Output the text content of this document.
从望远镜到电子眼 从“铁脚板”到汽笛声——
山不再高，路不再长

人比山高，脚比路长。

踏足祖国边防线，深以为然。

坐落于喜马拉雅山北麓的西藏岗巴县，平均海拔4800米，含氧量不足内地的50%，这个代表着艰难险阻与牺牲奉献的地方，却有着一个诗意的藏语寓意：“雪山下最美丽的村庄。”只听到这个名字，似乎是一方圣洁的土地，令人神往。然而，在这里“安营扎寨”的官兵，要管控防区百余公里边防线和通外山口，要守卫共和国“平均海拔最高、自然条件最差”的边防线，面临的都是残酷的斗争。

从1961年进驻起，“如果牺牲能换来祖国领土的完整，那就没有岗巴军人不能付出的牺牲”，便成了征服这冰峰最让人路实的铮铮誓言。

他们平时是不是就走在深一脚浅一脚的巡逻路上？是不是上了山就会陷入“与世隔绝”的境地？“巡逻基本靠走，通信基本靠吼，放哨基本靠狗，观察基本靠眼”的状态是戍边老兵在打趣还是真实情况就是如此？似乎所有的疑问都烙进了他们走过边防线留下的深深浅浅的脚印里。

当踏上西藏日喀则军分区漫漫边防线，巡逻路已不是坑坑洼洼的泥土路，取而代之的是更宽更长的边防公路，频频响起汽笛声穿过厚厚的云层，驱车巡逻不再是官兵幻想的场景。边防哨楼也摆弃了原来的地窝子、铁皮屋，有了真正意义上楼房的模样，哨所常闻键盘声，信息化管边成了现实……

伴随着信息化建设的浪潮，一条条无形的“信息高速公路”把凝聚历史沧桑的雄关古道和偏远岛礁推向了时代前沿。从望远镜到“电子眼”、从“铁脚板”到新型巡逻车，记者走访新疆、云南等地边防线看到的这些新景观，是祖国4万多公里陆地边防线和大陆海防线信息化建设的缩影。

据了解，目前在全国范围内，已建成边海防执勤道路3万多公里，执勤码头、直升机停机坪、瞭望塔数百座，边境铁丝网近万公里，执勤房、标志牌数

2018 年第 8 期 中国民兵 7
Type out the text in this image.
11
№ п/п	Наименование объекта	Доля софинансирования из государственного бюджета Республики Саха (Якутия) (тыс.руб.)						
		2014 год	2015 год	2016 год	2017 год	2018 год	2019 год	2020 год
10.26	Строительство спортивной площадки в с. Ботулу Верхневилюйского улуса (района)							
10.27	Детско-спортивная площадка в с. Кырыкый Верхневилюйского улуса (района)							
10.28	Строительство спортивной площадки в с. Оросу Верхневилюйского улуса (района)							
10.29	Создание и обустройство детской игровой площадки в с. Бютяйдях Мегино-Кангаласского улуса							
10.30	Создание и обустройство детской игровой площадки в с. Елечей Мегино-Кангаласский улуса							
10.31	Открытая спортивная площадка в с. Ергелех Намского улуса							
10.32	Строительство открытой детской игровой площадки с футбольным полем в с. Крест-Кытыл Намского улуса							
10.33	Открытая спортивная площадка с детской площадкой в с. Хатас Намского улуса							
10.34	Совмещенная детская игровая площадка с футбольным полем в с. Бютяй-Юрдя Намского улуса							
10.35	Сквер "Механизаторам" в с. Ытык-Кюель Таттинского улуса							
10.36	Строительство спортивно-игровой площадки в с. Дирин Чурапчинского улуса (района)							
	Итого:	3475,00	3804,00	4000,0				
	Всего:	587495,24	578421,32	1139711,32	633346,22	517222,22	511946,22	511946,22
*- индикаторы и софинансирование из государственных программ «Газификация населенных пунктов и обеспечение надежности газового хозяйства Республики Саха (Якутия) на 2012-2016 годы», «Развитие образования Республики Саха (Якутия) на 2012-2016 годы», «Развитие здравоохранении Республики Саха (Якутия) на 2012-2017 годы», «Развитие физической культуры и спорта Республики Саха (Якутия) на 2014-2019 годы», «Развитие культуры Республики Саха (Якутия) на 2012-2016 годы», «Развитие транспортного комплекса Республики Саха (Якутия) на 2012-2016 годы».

════════════════════

> Task requirements: From the first line to the last, please quote the material above exactly.

> Final result:
Output the text content of this document.
从望远镜到电子眼 从“铁脚板”到汽笛声——
山不再高，路不再长

人比山高，脚比路长。

踏足祖国边防线，深以为然。

坐落于喜马拉雅山北麓的西藏岗巴县，平均海拔4800米，含氧量不足内地的50%，这个代表着艰难险阻与牺牲奉献的地方，却有着一个诗意的藏语寓意：“雪山下最美丽的村庄。”只听到这个名字，似乎是一方圣洁的土地，令人神往。然而，在这里“安营扎寨”的官兵，要管控防区百余公里边防线和通外山口，要守卫共和国“平均海拔最高、自然条件最差”的边防线，面临的都是残酷的斗争。

从1961年进驻起，“如果牺牲能换来祖国领土的完整，那就没有岗巴军人不能付出的牺牲”，便成了征服这冰峰最让人路实的铮铮誓言。

他们平时是不是就走在深一脚浅一脚的巡逻路上？是不是上了山就会陷入“与世隔绝”的境地？“巡逻基本靠走，通信基本靠吼，放哨基本靠狗，观察基本靠眼”的状态是戍边老兵在打趣还是真实情况就是如此？似乎所有的疑问都烙进了他们走过边防线留下的深深浅浅的脚印里。

当踏上西藏日喀则军分区漫漫边防线，巡逻路已不是坑坑洼洼的泥土路，取而代之的是更宽更长的边防公路，频频响起汽笛声穿过厚厚的云层，驱车巡逻不再是官兵幻想的场景。边防哨楼也摆弃了原来的地窝子、铁皮屋，有了真正意义上楼房的模样，哨所常闻键盘声，信息化管边成了现实……

伴随着信息化建设的浪潮，一条条无形的“信息高速公路”把凝聚历史沧桑的雄关古道和偏远岛礁推向了时代前沿。从望远镜到“电子眼”、从“铁脚板”到新型巡逻车，记者走访新疆、云南等地边防线看到的这些新景观，是祖国4万多公里陆地边防线和大陆海防线信息化建设的缩影。

据了解，目前在全国范围内，已建成边海防执勤道路3万多公里，执勤码头、直升机停机坪、瞭望塔数百座，边境铁丝网近万公里，执勤房、标志牌数

2018 年第 8 期 中国民兵 7
Type out the text in this image.
11
№ п/п	Наименование объекта	Доля софинансирования из государственного бюджета Республики Саха (Якутия) (тыс.руб.)						
		2014 год	2015 год	2016 год	2017 год	2018 год	2019 год	2020 год
10.26	Строительство спортивной площадки в с. Ботулу Верхневилюйского улуса (района)							
10.27	Детско-спортивная площадка в с. Кырыкый Верхневилюйского улуса (района)							
10.28	Строительство спортивной площадки в с. Оросу Верхневилюйского улуса (района)							
10.29	Создание и обустройство детской игровой площадки в с. Бютяйдях Мегино-Кангаласского улуса							
10.30	Создание и обустройство детской игровой площадки в с. Елечей Мегино-Кангаласский улуса							
10.31	Открытая спортивная площадка в с. Ергелех Намского улуса							
10.32	Строительство открытой детской игровой площадки с футбольным полем в с. Крест-Кытыл Намского улуса							
10.33	Открытая спортивная площадка с детской площадкой в с. Хатас Намского улуса							
10.34	Совмещенная детская игровая площадка с футбольным полем в с. Бютяй-Юрдя Намского улуса							
10.35	Сквер "Механизаторам" в с. Ытык-Кюель Таттинского улуса							
10.36	Строительство спортивно-игровой площадки в с. Дирин Чурапчинского улуса (района)							
	Итого:	3475,00	3804,00	4000,0				
	Всего:	587495,24	578421,32	1139711,32	633346,22	517222,22	511946,22	511946,22
*- индикаторы и софинансирование из государственных программ «Газификация населенных пунктов и обеспечение надежности газового хозяйства Республики Саха (Якутия) на 2012-2016 годы», «Развитие образования Республики Саха (Якутия) на 2012-2016 годы», «Развитие здравоохранении Республики Саха (Якутия) на 2012-2017 годы», «Развитие физической культуры и спорта Республики Саха (Якутия) на 2014-2019 годы», «Развитие культуры Республики Саха (Якутия) на 2012-2016 годы», «Развитие транспортного комплекса Республики Саха (Якутия) на 2012-2016 годы».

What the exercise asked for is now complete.